▶ _Information supplied_:
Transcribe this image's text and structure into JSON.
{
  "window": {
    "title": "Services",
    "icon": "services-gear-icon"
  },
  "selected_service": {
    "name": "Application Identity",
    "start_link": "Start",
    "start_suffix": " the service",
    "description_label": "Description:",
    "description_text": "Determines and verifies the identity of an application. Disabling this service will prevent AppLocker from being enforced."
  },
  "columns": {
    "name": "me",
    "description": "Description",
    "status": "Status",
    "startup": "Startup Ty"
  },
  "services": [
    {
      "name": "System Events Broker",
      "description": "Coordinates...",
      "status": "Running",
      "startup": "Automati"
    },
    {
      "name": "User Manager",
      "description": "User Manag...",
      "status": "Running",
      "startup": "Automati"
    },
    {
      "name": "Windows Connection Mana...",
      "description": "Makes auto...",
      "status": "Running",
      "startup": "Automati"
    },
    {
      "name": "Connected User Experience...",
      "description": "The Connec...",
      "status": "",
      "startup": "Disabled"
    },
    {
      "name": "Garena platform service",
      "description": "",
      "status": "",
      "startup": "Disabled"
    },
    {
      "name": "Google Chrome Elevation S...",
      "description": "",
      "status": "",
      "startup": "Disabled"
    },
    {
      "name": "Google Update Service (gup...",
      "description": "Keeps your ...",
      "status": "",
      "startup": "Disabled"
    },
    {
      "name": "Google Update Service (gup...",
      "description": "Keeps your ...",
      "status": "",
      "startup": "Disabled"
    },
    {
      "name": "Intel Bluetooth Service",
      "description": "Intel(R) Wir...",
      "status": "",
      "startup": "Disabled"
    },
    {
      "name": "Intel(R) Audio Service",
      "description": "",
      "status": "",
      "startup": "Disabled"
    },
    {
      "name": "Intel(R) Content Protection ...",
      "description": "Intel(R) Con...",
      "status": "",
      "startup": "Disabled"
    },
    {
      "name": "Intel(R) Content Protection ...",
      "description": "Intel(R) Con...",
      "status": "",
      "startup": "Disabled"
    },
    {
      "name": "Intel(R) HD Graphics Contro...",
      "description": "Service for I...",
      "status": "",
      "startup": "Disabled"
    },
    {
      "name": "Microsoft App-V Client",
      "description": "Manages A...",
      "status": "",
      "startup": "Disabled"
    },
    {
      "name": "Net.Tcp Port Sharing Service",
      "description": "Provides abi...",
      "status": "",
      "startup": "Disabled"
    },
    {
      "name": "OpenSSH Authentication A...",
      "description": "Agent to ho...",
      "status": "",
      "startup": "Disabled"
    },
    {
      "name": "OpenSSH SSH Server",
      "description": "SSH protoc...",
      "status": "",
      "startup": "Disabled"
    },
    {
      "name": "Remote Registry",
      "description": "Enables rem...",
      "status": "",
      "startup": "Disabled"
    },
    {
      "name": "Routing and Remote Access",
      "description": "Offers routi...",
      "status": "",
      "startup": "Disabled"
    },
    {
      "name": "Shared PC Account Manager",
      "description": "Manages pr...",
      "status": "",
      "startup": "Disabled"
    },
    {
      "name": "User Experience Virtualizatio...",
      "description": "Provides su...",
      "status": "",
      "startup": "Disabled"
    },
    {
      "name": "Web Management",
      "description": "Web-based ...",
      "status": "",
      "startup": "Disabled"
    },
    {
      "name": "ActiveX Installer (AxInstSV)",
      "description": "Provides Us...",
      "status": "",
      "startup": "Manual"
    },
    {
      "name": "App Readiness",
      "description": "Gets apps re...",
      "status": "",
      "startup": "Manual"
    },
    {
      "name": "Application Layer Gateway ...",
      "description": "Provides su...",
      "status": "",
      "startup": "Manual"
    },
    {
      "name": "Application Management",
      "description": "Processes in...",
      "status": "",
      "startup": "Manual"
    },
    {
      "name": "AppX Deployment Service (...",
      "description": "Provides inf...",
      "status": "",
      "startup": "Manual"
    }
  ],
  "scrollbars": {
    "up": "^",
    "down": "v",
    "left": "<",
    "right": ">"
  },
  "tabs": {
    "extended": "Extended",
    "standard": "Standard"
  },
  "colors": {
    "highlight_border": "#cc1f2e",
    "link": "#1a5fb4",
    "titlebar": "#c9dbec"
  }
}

▶ _Given instruction_: Reproduce the material above without altering a single character.

▶ _Solution_:
Transcribe this image's text and structure into JSON.
{
  "window": {
    "title": "Services",
    "icon": "services-gear-icon"
  },
  "selected_service": {
    "name": "Application Identity",
    "start_link": "Start",
    "start_suffix": " the service",
    "description_label": "Description:",
    "description_text": "Determines and verifies the identity of an application. Disabling this service will prevent AppLocker from being enforced."
  },
  "columns": {
    "name": "me",
    "description": "Description",
    "status": "Status",
    "startup": "Startup Ty"
  },
  "services": [
    {
      "name": "System Events Broker",
      "description": "Coordinates...",
      "status": "Running",
      "startup": "Automati"
    },
    {
      "name": "User Manager",
      "description": "User Manag...",
      "status": "Running",
      "startup": "Automati"
    },
    {
      "name": "Windows Connection Mana...",
      "description": "Makes auto...",
      "status": "Running",
      "startup": "Automati"
    },
    {
      "name": "Connected User Experience...",
      "description": "The Connec...",
      "status": "",
      "startup": "Disabled"
    },
    {
      "name": "Garena platform service",
      "description": "",
      "status": "",
      "startup": "Disabled"
    },
    {
      "name": "Google Chrome Elevation S...",
      "description": "",
      "status": "",
      "startup": "Disabled"
    },
    {
      "name": "Google Update Service (gup...",
      "description": "Keeps your ...",
      "status": "",
      "startup": "Disabled"
    },
    {
      "name": "Google Update Service (gup...",
      "description": "Keeps your ...",
      "status": "",
      "startup": "Disabled"
    },
    {
      "name": "Intel Bluetooth Service",
      "description": "Intel(R) Wir...",
      "status": "",
      "startup": "Disabled"
    },
    {
      "name": "Intel(R) Audio Service",
      "description": "",
      "status": "",
      "startup": "Disabled"
    },
    {
      "name": "Intel(R) Content Protection ...",
      "description": "Intel(R) Con...",
      "status": "",
      "startup": "Disabled"
    },
    {
      "name": "Intel(R) Content Protection ...",
      "description": "Intel(R) Con...",
      "status": "",
      "startup": "Disabled"
    },
    {
      "name": "Intel(R) HD Graphics Contro...",
      "description": "Service for I...",
      "status": "",
      "startup": "Disabled"
    },
    {
      "name": "Microsoft App-V Client",
      "description": "Manages A...",
      "status": "",
      "startup": "Disabled"
    },
    {
      "name": "Net.Tcp Port Sharing Service",
      "description": "Provides abi...",
      "status": "",
      "startup": "Disabled"
    },
    {
      "name": "OpenSSH Authentication A...",
      "description": "Agent to ho...",
      "status": "",
      "startup": "Disabled"
    },
    {
      "name": "OpenSSH SSH Server",
      "description": "SSH protoc...",
      "status": "",
      "startup": "Disabled"
    },
    {
      "name": "Remote Registry",
      "description": "Enables rem...",
      "status": "",
      "startup": "Disabled"
    },
    {
      "name": "Routing and Remote Access",
      "description": "Offers routi...",
      "status": "",
      "startup": "Disabled"
    },
    {
      "name": "Shared PC Account Manager",
      "description": "Manages pr...",
      "status": "",
      "startup": "Disabled"
    },
    {
      "name": "User Experience Virtualizatio...",
      "description": "Provides su...",
      "status": "",
      "startup": "Disabled"
    },
    {
      "name": "Web Management",
      "description": "Web-based ...",
      "status": "",
      "startup": "Disabled"
    },
    {
      "name": "ActiveX Installer (AxInstSV)",
      "description": "Provides Us...",
      "status": "",
      "startup": "Manual"
    },
    {
      "name": "App Readiness",
      "description": "Gets apps re...",
      "status": "",
      "startup": "Manual"
    },
    {
      "name": "Application Layer Gateway ...",
      "description": "Provides su...",
      "status": "",
      "startup": "Manual"
    },
    {
      "name": "Application Management",
      "description": "Processes in...",
      "status": "",
      "startup": "Manual"
    },
    {
      "name": "AppX Deployment Service (...",
      "description": "Provides inf...",
      "status": "",
      "startup": "Manual"
    }
  ],
  "scrollbars": {
    "up": "^",
    "down": "v",
    "left": "<",
    "right": ">"
  },
  "tabs": {
    "extended": "Extended",
    "standard": "Standard"
  },
  "colors": {
    "highlight_border": "#cc1f2e",
    "link": "#1a5fb4",
    "titlebar": "#c9dbec"
  }
}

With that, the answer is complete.